21 Oct 2019

Trump, Israel, and the Kurds

 Well, President Trump is being roasted in the media for his drawdown of troops in Syria, which has created a pathway for Turkey to assert itself. He is also being roasted by some allies, including pro Israel folks.

But I do believe in the view that says Trump is wily and often moves quite a bit ahead of his opponents.

First, let’s look at the hand-wringing over the Kurds. They are an ancient people often maligned and persecuted by their neighbors. Iraq and Turkey in particular have damaged the Kurds for many years. 

It is also true that Christians in the region are being persecuted; this goes hand-in-hand with the apparent escape of some ISIS terrorists. Many Never Trumpers in the Evangelical world are, I think, using this Christian persecution issue to take yet another jab at Trump. Am I saying they are that craven and calculating? 

Yes, I am.

——

Your tasks:
A - Could you copy the post on Trump, Israel, and the Kurds from "Well, President Trump" to "pro Israel folks.", replacing "media" with "press"?
B - In the listing below, what are the lines from the line with "UI element localization: list" to the line with "eye [221, 132, 251, 144]"? Repeat them exactly, leaving out the pictures.

——

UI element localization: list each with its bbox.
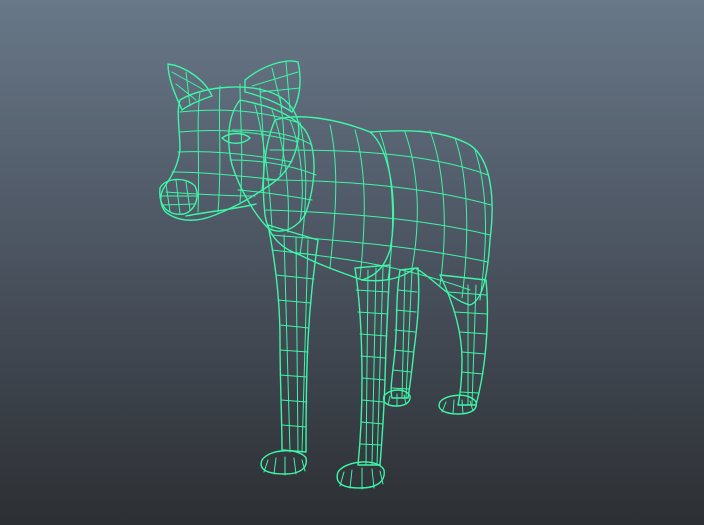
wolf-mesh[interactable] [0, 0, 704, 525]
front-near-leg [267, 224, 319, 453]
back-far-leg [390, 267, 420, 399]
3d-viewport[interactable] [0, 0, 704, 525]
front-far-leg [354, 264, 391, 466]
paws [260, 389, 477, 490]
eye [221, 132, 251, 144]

——

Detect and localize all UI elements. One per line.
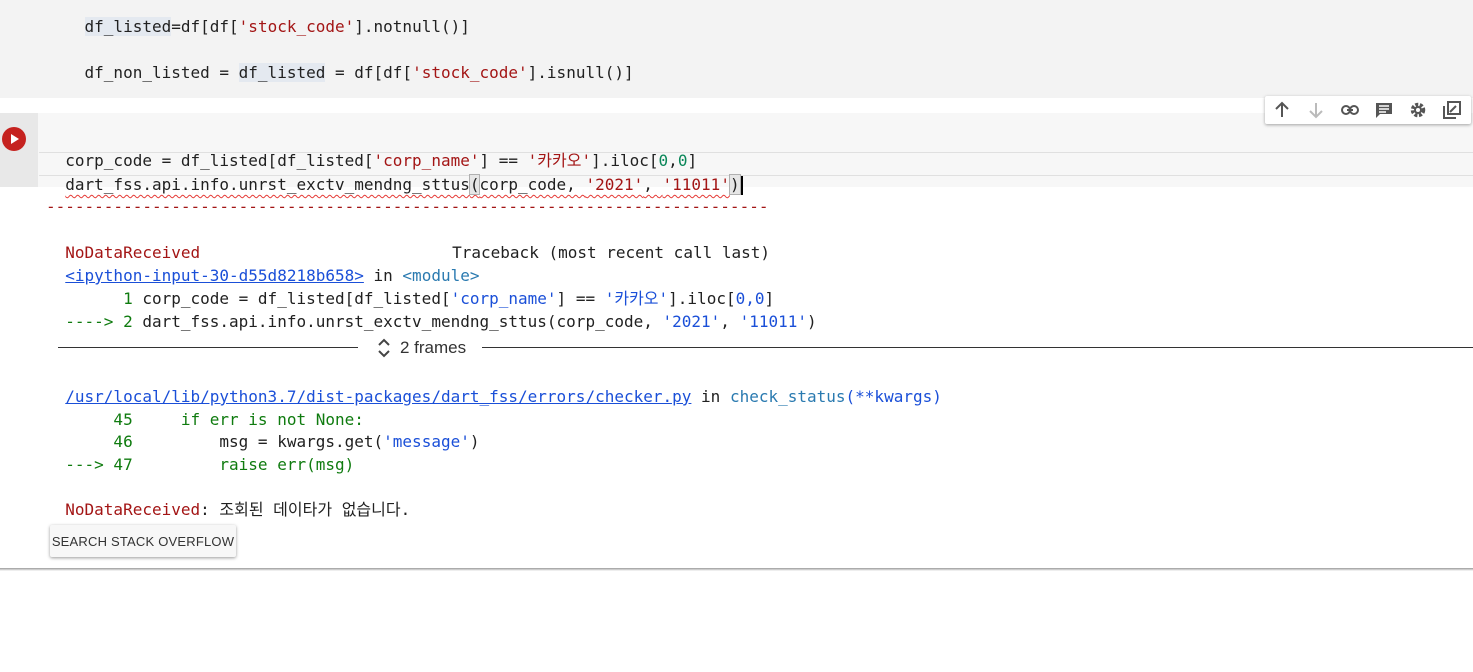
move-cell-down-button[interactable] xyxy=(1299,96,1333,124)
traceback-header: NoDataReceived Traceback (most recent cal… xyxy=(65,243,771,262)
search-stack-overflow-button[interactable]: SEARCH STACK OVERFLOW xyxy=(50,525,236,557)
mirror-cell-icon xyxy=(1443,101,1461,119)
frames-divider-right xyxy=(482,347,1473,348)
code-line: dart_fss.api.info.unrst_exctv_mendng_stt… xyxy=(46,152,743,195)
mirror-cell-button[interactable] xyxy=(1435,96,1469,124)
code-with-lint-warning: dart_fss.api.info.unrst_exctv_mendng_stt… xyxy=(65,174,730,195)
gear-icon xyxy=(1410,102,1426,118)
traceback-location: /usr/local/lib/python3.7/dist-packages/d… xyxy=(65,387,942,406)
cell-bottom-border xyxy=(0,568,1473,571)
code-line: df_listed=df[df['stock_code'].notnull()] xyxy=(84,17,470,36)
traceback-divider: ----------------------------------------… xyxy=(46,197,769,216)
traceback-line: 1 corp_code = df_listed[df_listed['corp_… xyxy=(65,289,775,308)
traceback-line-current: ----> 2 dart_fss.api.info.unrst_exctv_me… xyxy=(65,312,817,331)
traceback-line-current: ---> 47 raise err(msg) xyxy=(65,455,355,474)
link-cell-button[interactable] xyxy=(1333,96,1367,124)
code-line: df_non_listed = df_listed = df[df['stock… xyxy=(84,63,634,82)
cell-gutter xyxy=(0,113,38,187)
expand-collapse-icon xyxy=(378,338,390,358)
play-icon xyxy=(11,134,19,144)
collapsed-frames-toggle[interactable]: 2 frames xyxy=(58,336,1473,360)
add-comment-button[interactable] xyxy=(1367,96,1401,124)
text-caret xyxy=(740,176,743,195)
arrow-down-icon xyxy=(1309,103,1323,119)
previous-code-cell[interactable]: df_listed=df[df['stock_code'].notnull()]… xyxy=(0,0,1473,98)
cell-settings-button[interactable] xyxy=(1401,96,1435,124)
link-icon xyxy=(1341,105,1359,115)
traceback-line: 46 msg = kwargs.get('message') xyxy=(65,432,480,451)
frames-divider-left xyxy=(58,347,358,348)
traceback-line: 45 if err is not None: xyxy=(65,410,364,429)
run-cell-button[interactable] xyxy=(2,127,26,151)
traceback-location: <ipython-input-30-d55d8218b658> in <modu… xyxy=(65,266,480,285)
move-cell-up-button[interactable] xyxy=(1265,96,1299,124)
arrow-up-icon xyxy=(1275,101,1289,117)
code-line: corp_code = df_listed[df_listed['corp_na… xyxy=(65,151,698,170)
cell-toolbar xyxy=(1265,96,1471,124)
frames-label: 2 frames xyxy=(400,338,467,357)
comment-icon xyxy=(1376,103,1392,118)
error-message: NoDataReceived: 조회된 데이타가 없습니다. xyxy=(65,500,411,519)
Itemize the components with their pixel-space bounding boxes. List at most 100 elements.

——

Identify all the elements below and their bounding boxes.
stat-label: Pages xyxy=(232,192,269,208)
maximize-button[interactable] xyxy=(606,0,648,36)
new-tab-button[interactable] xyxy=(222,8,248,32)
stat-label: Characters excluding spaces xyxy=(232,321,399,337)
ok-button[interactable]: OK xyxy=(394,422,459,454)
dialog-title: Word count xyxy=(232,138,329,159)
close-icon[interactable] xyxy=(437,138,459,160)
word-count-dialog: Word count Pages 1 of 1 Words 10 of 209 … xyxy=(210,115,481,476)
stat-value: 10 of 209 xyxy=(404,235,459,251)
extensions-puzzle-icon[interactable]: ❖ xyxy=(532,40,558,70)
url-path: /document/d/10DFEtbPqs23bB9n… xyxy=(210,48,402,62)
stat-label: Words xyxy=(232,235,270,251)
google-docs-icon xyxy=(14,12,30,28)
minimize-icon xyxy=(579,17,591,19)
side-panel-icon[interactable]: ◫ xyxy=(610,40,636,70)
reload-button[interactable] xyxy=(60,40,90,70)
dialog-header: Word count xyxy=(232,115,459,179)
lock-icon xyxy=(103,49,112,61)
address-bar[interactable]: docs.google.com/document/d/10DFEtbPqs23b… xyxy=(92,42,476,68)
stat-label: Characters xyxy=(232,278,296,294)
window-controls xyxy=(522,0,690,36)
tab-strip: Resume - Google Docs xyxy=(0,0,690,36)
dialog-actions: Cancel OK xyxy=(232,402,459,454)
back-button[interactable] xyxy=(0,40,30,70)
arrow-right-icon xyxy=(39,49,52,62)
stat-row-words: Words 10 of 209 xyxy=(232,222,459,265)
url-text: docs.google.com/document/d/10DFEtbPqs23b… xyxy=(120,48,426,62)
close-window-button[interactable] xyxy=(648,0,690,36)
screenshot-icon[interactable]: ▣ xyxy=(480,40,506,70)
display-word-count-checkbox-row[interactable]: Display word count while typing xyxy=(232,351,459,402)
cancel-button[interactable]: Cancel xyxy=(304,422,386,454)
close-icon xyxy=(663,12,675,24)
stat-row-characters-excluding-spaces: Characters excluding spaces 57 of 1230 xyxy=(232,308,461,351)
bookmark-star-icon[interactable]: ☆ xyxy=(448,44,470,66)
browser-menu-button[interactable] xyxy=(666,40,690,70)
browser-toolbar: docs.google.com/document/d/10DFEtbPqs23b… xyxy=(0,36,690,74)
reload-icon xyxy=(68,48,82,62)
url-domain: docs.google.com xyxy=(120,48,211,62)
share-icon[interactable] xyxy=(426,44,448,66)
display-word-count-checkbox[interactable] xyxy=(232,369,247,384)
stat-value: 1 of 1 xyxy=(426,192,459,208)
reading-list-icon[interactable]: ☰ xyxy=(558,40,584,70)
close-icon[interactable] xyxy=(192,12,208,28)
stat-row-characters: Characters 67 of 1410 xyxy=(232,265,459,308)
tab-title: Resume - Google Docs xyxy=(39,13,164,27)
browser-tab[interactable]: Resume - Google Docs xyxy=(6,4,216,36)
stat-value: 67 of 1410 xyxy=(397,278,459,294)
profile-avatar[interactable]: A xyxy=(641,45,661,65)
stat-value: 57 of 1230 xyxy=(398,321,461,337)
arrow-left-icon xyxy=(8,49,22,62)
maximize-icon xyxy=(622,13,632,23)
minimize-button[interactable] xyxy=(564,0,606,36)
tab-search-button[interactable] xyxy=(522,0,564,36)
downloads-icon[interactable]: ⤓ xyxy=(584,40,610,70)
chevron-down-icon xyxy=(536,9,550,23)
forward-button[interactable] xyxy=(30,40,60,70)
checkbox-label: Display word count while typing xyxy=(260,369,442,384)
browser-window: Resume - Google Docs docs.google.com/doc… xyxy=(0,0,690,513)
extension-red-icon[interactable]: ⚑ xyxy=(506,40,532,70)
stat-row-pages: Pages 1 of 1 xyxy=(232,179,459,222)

——

The replies:
A -
Well, President Trump is being roasted in the press for his drawdown of troops in Syria, which has created a pathway for Turkey to assert itself. He is also being roasted by some allies, including pro Israel folks.

B -
UI element localization: list each with its bbox.
wolf-mesh[interactable] [0, 0, 704, 525]
front-near-leg [267, 224, 319, 453]
back-far-leg [390, 267, 420, 399]
3d-viewport[interactable] [0, 0, 704, 525]
front-far-leg [354, 264, 391, 466]
paws [260, 389, 477, 490]
eye [221, 132, 251, 144]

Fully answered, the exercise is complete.